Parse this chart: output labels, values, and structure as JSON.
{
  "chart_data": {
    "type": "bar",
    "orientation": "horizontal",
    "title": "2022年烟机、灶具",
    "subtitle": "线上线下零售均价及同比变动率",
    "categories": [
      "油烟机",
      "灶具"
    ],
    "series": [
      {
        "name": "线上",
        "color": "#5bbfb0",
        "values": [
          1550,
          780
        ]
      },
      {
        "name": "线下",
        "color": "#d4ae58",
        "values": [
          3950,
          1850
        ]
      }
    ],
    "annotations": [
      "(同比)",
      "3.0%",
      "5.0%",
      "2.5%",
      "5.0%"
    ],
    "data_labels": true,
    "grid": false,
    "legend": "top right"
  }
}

+++++

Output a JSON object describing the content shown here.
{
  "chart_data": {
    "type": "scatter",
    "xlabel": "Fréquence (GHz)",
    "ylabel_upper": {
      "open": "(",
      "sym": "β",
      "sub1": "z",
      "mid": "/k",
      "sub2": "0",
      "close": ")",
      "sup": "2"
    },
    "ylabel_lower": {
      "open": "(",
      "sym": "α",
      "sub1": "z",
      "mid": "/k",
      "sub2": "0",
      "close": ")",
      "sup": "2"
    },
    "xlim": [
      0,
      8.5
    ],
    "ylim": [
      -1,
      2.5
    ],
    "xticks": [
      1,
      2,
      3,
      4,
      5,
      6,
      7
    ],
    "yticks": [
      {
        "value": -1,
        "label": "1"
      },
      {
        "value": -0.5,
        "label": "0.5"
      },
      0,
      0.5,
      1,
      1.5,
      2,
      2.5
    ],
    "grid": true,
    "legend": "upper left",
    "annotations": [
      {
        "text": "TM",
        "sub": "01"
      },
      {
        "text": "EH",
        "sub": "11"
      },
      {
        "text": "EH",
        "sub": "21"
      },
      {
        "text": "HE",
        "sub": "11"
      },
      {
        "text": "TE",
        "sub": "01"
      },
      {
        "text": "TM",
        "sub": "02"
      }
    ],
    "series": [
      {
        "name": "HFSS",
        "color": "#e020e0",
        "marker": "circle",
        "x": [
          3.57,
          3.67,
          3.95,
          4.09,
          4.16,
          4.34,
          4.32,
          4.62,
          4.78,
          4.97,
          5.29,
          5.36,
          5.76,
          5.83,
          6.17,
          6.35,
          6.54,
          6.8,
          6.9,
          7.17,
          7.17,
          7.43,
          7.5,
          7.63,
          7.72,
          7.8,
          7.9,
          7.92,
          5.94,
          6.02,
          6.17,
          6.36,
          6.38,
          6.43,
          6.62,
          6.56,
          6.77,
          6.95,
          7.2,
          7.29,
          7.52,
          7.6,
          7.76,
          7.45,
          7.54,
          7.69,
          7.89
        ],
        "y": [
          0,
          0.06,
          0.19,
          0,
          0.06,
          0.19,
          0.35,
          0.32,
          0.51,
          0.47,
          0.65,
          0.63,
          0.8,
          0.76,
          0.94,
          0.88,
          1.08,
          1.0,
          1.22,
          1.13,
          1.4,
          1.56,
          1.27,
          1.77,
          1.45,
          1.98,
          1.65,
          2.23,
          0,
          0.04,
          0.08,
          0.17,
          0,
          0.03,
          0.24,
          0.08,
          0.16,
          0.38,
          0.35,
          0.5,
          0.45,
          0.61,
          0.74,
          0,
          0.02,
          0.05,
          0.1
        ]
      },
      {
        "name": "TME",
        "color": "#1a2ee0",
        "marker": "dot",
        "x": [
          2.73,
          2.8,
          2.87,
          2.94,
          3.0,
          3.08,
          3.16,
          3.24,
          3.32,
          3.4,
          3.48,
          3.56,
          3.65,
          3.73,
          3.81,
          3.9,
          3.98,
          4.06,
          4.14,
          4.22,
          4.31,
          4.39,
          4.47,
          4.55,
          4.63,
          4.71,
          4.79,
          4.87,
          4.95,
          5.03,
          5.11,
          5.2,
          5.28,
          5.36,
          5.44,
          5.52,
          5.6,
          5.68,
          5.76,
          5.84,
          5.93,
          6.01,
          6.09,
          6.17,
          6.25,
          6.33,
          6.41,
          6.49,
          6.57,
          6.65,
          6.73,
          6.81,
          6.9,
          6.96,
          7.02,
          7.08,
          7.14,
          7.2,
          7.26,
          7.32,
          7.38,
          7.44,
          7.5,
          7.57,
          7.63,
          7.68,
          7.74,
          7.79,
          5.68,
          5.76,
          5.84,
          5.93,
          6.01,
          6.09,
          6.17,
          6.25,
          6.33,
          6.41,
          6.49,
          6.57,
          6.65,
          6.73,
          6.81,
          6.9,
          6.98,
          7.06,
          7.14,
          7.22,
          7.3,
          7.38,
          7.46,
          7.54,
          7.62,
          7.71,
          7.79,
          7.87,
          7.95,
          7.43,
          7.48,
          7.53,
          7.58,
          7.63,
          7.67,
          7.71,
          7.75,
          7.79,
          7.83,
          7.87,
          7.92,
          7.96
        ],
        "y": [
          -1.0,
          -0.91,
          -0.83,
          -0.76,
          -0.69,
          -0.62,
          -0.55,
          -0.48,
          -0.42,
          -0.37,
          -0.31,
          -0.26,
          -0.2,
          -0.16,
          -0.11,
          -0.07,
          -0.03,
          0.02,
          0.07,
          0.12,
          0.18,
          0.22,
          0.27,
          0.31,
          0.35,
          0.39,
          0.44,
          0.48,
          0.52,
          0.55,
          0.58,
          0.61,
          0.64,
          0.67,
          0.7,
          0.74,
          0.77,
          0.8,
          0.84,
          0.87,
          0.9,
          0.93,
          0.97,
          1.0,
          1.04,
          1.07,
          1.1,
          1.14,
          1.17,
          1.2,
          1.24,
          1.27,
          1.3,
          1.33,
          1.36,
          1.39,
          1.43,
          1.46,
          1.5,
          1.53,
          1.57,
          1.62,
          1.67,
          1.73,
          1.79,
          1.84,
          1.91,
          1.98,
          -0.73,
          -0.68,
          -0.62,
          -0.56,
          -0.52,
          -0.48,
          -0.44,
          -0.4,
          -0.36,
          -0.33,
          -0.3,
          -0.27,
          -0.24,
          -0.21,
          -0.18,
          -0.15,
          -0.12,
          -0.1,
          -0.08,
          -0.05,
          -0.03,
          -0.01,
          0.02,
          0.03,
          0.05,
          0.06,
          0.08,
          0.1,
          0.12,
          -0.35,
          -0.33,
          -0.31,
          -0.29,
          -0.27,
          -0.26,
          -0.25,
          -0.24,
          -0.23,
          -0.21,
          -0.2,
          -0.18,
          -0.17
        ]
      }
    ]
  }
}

+++++

◆ DIRECTIONS: Tally up the lines holding the string "color" in this listing, and report the total alone.

◆ RESULT FOR THIS TASK: 4